▸ **Work to be completed**: Scan the entries below for the word "Yang" and copy every line in which it occurs.

:: Excerpted records

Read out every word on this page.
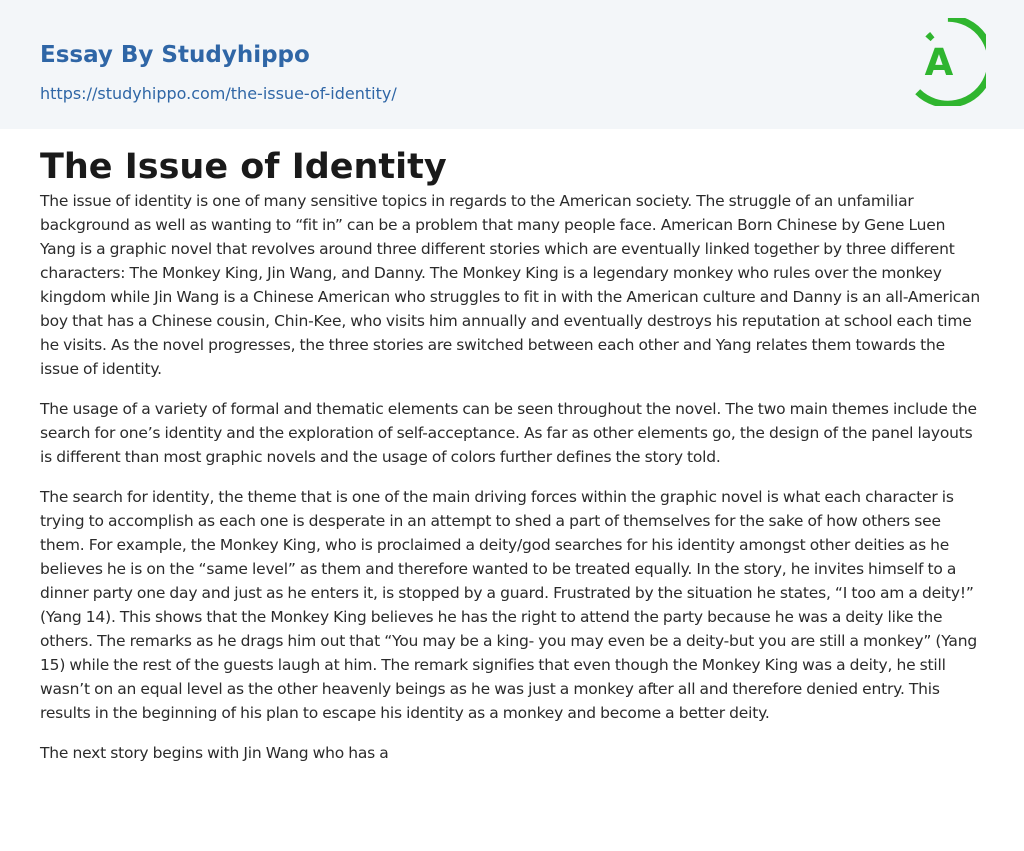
Essay By Studyhippo
https://studyhippo.com/the-issue-of-identity/
A
The Issue of Identity

The issue of identity is one of many sensitive topics in regards to the American society. The struggle of an unfamiliar background as well as wanting to “fit in” can be a problem that many people face. American Born Chinese by Gene Luen Yang is a graphic novel that revolves around three different stories which are eventually linked together by three different characters: The Monkey King, Jin Wang, and Danny. The Monkey King is a legendary monkey who rules over the monkey kingdom while Jin Wang is a Chinese American who struggles to fit in with the American culture and Danny is an all-American boy that has a Chinese cousin, Chin-Kee, who visits him annually and eventually destroys his reputation at school each time he visits. As the novel progresses, the three stories are switched between each other and Yang relates them towards the issue of identity.

The usage of a variety of formal and thematic elements can be seen throughout the novel. The two main themes include the search for one’s identity and the exploration of self-acceptance. As far as other elements go, the design of the panel layouts is different than most graphic novels and the usage of colors further defines the story told.

The search for identity, the theme that is one of the main driving forces within the graphic novel is what each character is trying to accomplish as each one is desperate in an attempt to shed a part of themselves for the sake of how others see them. For example, the Monkey King, who is proclaimed a deity/god searches for his identity amongst other deities as he believes he is on the “same level” as them and therefore wanted to be treated equally. In the story, he invites himself to a dinner party one day and just as he enters it, is stopped by a guard. Frustrated by the situation he states, “I too am a deity!” (Yang 14). This shows that the Monkey King believes he has the right to attend the party because he was a deity like the others. The remarks as he drags him out that “You may be a king- you may even be a deity-but you are still a monkey” (Yang 15) while the rest of the guests laugh at him. The remark signifies that even though the Monkey King was a deity, he still wasn’t on an equal level as the other heavenly beings as he was just a monkey after all and therefore denied entry. This results in the beginning of his plan to escape his identity as a monkey and become a better deity.

The next story begins with Jin Wang who has a
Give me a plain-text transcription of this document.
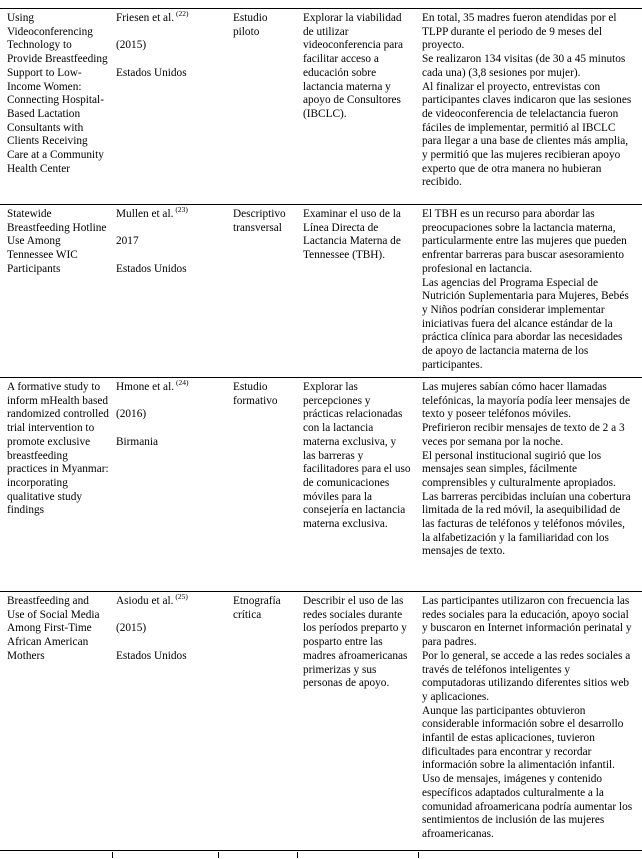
Using Videoconferencing Technology to Provide Breastfeeding Support to Low-Income Women: Connecting Hospital-Based Lactation Consultants with Clients Receiving Care at a Community Health Center
Friesen et al. $^{(22)}$
(2015)
Estados Unidos
Estudio piloto
Explorar la viabilidad de utilizar videoconferencia para facilitar acceso a educación sobre lactancia materna y apoyo de Consultores (IBCLC).
En total, 35 madres fueron atendidas por el TLPP durante el periodo de 9 meses del proyecto.
Se realizaron 134 visitas (de 30 a 45 minutos cada una) (3,8 sesiones por mujer).
Al finalizar el proyecto, entrevistas con participantes claves indicaron que las sesiones de videoconferencia de telelactancia fueron fáciles de implementar, permitió al IBCLC para llegar a una base de clientes más amplia, y permitió que las mujeres recibieran apoyo experto que de otra manera no hubieran recibido.
Statewide Breastfeeding Hotline Use Among Tennessee WIC Participants
Mullen et al. $^{(23)}$
2017
Estados Unidos
Descriptivo transversal
Examinar el uso de la Línea Directa de Lactancia Materna de Tennessee (TBH).
El TBH es un recurso para abordar las preocupaciones sobre la lactancia materna, particularmente entre las mujeres que pueden enfrentar barreras para buscar asesoramiento profesional en lactancia.
Las agencias del Programa Especial de Nutrición Suplementaria para Mujeres, Bebés y Niños podrían considerar implementar iniciativas fuera del alcance estándar de la práctica clínica para abordar las necesidades de apoyo de lactancia materna de los participantes.
A formative study to inform mHealth based randomized controlled trial intervention to promote exclusive breastfeeding practices in Myanmar: incorporating qualitative study findings
Hmone et al. $^{(24)}$
(2016)
Birmania
Estudio formativo
Explorar las percepciones y prácticas relacionadas con la lactancia materna exclusiva, y las barreras y facilitadores para el uso de comunicaciones móviles para la consejería en lactancia materna exclusiva.
Las mujeres sabían cómo hacer llamadas telefónicas, la mayoría podía leer mensajes de texto y poseer teléfonos móviles.
Prefirieron recibir mensajes de texto de 2 a 3 veces por semana por la noche.
El personal institucional sugirió que los mensajes sean simples, fácilmente comprensibles y culturalmente apropiados.
Las barreras percibidas incluían una cobertura limitada de la red móvil, la asequibilidad de las facturas de teléfonos y teléfonos móviles, la alfabetización y la familiaridad con los mensajes de texto.
Breastfeeding and Use of Social Media Among First-Time African American Mothers
Asiodu et al. $^{(25)}$
(2015)
Estados Unidos
Etnografía crítica
Describir el uso de las redes sociales durante los períodos preparto y posparto entre las madres afroamericanas primerizas y sus personas de apoyo.
Las participantes utilizaron con frecuencia las redes sociales para la educación, apoyo social y buscaron en Internet información perinatal y para padres.
Por lo general, se accede a las redes sociales a través de teléfonos inteligentes y computadoras utilizando diferentes sitios web y aplicaciones.
Aunque las participantes obtuvieron considerable información sobre el desarrollo infantil de estas aplicaciones, tuvieron dificultades para encontrar y recordar información sobre la alimentación infantil.
Uso de mensajes, imágenes y contenido específicos adaptados culturalmente a la comunidad afroamericana podría aumentar los sentimientos de inclusión de las mujeres afroamericanas.
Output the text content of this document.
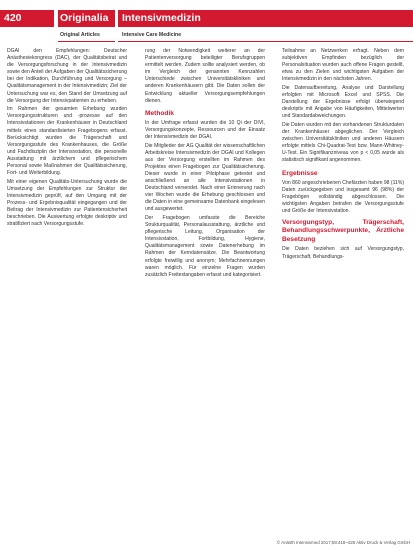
420	Originalia Intensivmedizin
Original Articles	Intensive Care Medicine

DGAI den Empfehlungen: Deutscher Anästhesiekongress (DAC), der Qualitätsbeirat und die Versorgungsforschung in der Intensivmedizin sowie den Anteil der Aufgaben der Qualitätssicherung bei der Indikation, Durchführung und Versorgung – Qualitätsmanagement in der Intensivmedizin; Ziel der Untersuchung war es, den Stand der Umsetzung auf die Versorgung der Intensivpatienten zu erheben.

Im Rahmen der gesamten Erhebung wurden Versorgungsstrukturen und -prozesse auf den Intensivstationen der Krankenhäuser in Deutschland mittels eines standardisierten Fragebogens erfasst. Berücksichtigt wurden die Trägerschaft und Versorgungsstufe des Krankenhauses, die Größe und Fachdisziplin der Intensivstation, die personelle Ausstattung mit ärztlichem und pflegerischem Personal sowie Maßnahmen der Qualitätssicherung, Fort- und Weiterbildung.

Mit einer eigenen Qualitäts-Untersuchung wurde die Umsetzung der Empfehlungen zur Struktur der Intensivmedizin geprüft, auf den Umgang mit der Prozess- und Ergebnisqualität eingegangen und der Beitrag der Intensivmedizin zur Patientensicherheit beschrieben. Die Auswertung erfolgte deskriptiv und stratifiziert nach Versorgungsstufe.

rung der Notwendigkeit weiterer an der Patientenversorgung beteiligter Berufsgruppen ermittelt werden. Zudem sollte analysiert werden, ob im Vergleich der genannten Kennzahlen Unterschiede zwischen Universitätskliniken und anderen Krankenhäusern gibt. Die Daten sollen der Entwicklung aktueller Versorgungsempfehlungen dienen.

Methodik

In der Umfrage erfasst wurden die 10 Qi der DIVI, Versorgungskonzepte, Ressourcen und der Einsatz der Intensivmedizin der DGAI.

Die Mitglieder der AG Qualität der wissenschaftlichen Arbeitskreise Intensivmedizin der DGAI und Kollegen aus der Versorgung erstellten im Rahmen des Projektes einen Fragebogen zur Qualitätssicherung. Dieser wurde in einer Pilotphase getestet und anschließend an alle Intensivstationen in Deutschland versendet. Nach einer Erinnerung nach vier Wochen wurde die Erhebung geschlossen und die Daten in eine gemeinsame Datenbank eingelesen und ausgewertet.

Der Fragebogen umfasste die Bereiche Strukturqualität, Personalausstattung, ärztliche und pflegerische Leitung, Organisation der Intensivstation, Fortbildung, Hygiene, Qualitätsmanagement sowie Datenerhebung im Rahmen der Kerndatensätze. Die Beantwortung erfolgte freiwillig und anonym; Mehrfachnennungen waren möglich. Für einzelne Fragen wurden zusätzlich Freitextangaben erfasst und kategorisiert.

Teilnahme an Netzwerken erfragt. Neben dem subjektiven Empfinden bezüglich der Personalsituation wurden auch offene Fragen gestellt, etwa zu den Zielen und wichtigsten Aufgaben der Intensivmedizin in den nächsten Jahren.

Die Datenaufbereitung, Analyse und Darstellung erfolgten mit Microsoft Excel und SPSS. Die Darstellung der Ergebnisse erfolgt überwiegend deskriptiv mit Angabe von Häufigkeiten, Mittelwerten und Standardabweichungen.

Die Daten wurden mit den vorhandenen Strukturdaten der Krankenhäuser abgeglichen. Der Vergleich zwischen Universitätskliniken und anderen Häusern erfolgte mittels Chi-Quadrat-Test bzw. Mann-Whitney-U-Test. Ein Signifikanzniveau von p < 0,05 wurde als statistisch signifikant angenommen.

Ergebnisse

Von 860 angeschriebenen Chefärzten haben 98 (11%) Daten zurückgegeben und insgesamt 96 (98%) der Fragebögen vollständig abgeschlossen. Die wichtigsten Angaben betrafen die Versorgungsstufe und Größe der Intensivstation.

Versorgungstyp, Trägerschaft, Behandlungsschwerpunkte, Ärztliche Besetzung

Die Daten beziehen sich auf Versorgungstyp, Trägerschaft, Behandlungs-

© Anästh Intensivmed 2017;58:418–428 Aktiv Druck & Verlag GmbH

::::

▸ **Exercise result**:
The issue of identity is one of many sensitive topics in regards to the American society. The struggle of an unfamiliar background as well as wanting to “fit in” can be a problem that many people face. American Born Chinese by Gene Luen Yang is a graphic novel that revolves around three different stories which are eventually linked together by three different characters: The Monkey King, Jin Wang, and Danny. The Monkey King is a legendary monkey who rules over the monkey kingdom while Jin Wang is a Chinese American who struggles to fit in with the American culture and Danny is an all-American boy that has a Chinese cousin, Chin-Kee, who visits him annually and eventually destroys his reputation at school each time he visits. As the novel progresses, the three stories are switched between each other and Yang relates them towards the issue of identity.
The search for identity, the theme that is one of the main driving forces within the graphic novel is what each character is trying to accomplish as each one is desperate in an attempt to shed a part of themselves for the sake of how others see them. For example, the Monkey King, who is proclaimed a deity/god searches for his identity amongst other deities as he believes he is on the “same level” as them and therefore wanted to be treated equally. In the story, he invites himself to a dinner party one day and just as he enters it, is stopped by a guard. Frustrated by the situation he states, “I too am a deity!” (Yang 14). This shows that the Monkey King believes he has the right to attend the party because he was a deity like the others. The remarks as he drags him out that “You may be a king- you may even be a deity-but you are still a monkey” (Yang 15) while the rest of the guests laugh at him. The remark signifies that even though the Monkey King was a deity, he still wasn’t on an equal level as the other heavenly beings as he was just a monkey after all and therefore denied entry. This results in the beginning of his plan to escape his identity as a monkey and become a better deity.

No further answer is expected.